(Figure content listings)
******

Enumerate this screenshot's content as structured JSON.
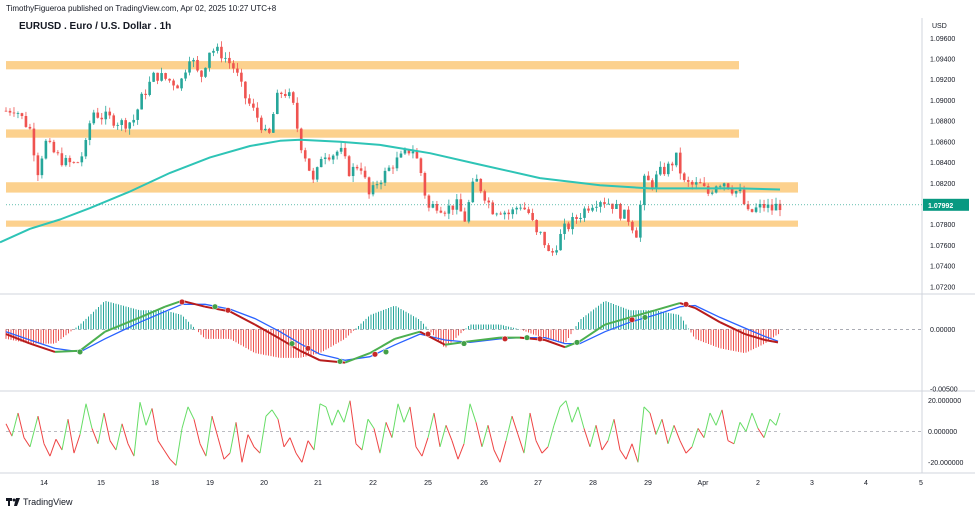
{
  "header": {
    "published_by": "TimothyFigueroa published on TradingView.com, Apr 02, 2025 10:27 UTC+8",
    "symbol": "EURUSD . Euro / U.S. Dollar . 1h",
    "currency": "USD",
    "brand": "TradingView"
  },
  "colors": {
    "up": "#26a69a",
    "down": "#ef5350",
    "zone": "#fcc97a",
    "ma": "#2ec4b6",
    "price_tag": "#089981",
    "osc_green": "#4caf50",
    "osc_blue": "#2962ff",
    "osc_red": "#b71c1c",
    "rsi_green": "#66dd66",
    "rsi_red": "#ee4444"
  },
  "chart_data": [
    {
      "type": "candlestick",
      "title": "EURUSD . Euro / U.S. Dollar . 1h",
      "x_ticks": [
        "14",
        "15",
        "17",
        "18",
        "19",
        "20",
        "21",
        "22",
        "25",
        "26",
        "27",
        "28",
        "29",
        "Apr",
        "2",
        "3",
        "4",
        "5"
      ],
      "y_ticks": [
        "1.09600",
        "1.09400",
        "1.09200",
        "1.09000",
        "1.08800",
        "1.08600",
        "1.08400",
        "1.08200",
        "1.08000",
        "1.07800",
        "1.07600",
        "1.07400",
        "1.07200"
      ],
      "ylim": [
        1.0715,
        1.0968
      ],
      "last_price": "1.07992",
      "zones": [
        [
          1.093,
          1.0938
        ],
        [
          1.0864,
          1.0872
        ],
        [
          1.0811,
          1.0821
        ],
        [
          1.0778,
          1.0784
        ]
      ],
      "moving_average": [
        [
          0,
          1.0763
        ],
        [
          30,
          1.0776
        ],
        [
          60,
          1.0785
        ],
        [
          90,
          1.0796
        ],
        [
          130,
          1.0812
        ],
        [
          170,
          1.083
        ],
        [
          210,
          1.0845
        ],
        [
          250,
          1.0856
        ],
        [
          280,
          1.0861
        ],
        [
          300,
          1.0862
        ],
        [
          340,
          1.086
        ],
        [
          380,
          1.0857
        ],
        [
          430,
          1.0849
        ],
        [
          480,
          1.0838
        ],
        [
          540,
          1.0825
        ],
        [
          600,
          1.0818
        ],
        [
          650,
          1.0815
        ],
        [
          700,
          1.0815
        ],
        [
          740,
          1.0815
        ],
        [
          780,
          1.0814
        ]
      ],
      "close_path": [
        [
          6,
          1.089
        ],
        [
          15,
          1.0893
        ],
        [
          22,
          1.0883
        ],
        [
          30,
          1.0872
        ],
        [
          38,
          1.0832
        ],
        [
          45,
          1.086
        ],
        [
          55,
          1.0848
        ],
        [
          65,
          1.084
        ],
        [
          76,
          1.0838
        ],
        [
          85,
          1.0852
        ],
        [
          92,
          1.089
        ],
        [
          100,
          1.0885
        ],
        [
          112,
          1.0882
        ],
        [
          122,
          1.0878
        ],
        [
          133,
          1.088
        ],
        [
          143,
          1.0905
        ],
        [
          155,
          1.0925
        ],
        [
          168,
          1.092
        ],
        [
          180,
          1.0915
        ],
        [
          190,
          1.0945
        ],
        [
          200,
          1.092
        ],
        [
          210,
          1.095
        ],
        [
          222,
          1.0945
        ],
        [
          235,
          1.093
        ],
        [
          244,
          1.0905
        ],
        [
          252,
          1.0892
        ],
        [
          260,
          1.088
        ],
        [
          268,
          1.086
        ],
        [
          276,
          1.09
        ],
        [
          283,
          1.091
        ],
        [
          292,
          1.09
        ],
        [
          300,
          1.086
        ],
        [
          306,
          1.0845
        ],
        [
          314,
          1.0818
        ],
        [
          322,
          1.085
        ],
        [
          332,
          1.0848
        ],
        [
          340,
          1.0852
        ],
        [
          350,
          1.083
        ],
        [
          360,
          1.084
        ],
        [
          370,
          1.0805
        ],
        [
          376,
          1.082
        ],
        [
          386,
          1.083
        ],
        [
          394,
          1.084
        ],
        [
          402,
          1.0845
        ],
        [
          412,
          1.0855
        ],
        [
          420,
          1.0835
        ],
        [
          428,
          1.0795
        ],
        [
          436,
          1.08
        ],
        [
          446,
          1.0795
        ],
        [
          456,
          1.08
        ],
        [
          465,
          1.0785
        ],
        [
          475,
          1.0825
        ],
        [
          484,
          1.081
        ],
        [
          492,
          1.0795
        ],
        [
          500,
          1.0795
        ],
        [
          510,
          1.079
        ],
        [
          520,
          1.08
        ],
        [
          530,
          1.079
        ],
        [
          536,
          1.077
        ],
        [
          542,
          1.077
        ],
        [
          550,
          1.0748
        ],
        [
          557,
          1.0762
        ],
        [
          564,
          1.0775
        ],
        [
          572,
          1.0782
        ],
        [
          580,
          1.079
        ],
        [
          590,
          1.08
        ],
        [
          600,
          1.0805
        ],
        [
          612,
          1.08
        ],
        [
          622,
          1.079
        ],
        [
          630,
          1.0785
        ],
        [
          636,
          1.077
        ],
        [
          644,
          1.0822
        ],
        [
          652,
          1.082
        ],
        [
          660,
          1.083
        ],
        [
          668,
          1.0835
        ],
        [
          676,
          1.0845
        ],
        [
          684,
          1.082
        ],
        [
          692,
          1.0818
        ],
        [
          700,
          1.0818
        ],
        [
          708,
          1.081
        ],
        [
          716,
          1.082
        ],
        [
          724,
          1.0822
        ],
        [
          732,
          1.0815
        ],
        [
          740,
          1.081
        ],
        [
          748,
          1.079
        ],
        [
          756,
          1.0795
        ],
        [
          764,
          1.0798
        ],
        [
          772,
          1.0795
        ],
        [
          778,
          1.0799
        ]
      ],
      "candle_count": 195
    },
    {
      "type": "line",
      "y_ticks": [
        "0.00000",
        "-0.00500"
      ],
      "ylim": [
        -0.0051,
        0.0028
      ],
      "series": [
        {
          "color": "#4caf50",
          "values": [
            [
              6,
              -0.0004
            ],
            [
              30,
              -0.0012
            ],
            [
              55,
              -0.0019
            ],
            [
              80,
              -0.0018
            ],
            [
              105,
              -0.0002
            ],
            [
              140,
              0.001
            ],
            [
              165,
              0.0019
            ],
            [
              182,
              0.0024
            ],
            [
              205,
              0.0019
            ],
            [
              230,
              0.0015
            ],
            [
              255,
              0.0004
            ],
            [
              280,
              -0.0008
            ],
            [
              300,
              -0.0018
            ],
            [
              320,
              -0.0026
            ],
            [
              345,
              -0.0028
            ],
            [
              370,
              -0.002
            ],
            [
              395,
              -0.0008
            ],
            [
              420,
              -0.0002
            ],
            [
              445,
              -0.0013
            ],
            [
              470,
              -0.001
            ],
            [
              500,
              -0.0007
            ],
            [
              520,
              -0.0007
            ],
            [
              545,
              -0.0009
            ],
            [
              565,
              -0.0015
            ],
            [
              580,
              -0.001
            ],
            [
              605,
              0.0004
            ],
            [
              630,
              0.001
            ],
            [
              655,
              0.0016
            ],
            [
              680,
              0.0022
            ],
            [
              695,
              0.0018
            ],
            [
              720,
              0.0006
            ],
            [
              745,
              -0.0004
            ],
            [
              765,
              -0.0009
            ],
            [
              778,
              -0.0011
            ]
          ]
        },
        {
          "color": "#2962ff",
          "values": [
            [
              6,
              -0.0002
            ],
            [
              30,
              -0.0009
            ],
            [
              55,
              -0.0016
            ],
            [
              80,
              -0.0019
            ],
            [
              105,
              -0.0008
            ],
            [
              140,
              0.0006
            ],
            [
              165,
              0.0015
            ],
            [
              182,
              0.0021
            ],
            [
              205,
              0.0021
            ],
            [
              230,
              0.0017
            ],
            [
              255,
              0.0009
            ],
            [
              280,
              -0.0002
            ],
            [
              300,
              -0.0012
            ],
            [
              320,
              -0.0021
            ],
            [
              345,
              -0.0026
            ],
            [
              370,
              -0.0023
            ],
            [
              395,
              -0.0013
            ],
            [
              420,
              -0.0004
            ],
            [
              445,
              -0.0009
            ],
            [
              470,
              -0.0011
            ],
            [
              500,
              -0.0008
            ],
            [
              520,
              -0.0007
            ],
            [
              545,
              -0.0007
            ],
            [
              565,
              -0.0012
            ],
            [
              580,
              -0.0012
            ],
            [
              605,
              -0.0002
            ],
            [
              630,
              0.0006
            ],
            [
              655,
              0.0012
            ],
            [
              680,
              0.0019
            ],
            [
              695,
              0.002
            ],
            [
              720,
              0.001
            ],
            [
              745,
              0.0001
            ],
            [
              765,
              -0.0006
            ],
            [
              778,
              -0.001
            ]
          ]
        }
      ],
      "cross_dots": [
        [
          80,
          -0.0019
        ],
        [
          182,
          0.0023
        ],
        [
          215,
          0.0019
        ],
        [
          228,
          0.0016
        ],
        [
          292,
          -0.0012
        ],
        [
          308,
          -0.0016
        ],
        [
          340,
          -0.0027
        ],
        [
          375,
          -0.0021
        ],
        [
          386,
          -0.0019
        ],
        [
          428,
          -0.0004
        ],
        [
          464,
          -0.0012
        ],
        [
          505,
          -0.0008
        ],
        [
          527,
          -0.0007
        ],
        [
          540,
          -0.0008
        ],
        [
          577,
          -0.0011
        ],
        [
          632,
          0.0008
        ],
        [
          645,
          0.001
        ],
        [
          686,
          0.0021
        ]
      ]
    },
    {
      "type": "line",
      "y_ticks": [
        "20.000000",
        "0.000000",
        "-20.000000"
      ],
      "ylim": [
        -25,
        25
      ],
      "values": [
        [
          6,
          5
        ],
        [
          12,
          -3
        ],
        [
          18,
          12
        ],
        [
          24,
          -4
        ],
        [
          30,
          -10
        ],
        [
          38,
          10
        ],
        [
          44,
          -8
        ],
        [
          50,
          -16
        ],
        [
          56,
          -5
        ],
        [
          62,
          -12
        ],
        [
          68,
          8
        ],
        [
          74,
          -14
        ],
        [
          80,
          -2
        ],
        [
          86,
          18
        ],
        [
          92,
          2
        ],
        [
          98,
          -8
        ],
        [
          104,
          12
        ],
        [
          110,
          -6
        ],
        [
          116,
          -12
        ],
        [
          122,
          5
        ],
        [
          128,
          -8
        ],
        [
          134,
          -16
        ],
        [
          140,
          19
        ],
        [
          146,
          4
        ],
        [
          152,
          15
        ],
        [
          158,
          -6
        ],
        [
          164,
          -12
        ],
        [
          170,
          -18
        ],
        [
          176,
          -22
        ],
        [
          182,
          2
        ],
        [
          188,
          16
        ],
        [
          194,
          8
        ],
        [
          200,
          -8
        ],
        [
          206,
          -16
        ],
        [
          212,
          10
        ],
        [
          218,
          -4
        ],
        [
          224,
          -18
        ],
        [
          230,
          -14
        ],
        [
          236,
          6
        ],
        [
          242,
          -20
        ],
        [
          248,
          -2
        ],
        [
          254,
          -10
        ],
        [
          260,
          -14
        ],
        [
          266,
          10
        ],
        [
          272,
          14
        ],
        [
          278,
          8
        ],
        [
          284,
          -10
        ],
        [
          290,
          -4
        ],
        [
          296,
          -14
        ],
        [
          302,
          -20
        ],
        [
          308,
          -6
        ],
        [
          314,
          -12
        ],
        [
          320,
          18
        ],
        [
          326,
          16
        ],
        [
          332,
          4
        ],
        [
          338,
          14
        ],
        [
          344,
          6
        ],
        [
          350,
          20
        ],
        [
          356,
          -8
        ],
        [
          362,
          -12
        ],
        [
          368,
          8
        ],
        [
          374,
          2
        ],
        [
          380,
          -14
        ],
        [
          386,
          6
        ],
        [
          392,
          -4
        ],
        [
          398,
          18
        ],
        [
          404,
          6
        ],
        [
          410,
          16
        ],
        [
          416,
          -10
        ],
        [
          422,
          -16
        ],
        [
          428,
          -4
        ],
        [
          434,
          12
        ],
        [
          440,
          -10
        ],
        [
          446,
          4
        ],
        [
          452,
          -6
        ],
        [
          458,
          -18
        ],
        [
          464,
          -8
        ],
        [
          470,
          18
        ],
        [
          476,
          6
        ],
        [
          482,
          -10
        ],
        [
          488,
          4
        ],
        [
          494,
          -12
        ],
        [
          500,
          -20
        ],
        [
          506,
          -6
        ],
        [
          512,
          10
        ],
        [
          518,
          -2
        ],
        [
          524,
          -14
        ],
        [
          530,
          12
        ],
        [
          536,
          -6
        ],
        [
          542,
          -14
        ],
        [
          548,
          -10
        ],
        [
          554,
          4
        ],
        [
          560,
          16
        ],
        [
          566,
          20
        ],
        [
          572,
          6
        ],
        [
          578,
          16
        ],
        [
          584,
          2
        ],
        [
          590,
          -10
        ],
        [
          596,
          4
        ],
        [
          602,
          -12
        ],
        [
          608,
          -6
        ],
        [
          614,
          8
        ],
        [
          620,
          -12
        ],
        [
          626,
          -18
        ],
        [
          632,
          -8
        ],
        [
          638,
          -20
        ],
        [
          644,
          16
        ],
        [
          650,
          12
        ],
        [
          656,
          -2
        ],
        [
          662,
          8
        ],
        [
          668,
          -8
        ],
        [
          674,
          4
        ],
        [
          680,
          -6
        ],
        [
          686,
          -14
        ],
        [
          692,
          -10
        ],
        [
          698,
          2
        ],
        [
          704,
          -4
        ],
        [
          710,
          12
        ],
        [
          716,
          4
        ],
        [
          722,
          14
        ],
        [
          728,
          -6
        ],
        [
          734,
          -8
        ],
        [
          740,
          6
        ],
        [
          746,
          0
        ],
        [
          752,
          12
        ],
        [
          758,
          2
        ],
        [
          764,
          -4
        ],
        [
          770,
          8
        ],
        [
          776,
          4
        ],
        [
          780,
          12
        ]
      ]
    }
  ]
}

******

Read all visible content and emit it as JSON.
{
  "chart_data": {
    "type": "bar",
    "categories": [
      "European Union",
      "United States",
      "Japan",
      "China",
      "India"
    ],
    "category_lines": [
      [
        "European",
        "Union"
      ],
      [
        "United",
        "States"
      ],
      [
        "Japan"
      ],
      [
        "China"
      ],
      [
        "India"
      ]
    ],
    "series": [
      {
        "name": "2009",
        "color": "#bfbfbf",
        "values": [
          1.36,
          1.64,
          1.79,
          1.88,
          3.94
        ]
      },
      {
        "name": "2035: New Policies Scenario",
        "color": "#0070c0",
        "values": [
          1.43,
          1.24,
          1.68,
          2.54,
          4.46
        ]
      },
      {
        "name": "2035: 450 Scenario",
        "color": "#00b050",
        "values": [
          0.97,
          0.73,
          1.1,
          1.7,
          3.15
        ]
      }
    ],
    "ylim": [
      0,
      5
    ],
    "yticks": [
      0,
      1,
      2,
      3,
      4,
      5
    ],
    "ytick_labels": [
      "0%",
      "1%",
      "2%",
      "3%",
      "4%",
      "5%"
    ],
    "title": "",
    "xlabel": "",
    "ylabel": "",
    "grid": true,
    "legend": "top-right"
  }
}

******

Task details: Pull out every line containing "title".

Answer for the task:
      "title": "EURUSD . Euro / U.S. Dollar . 1h",
    "title": "",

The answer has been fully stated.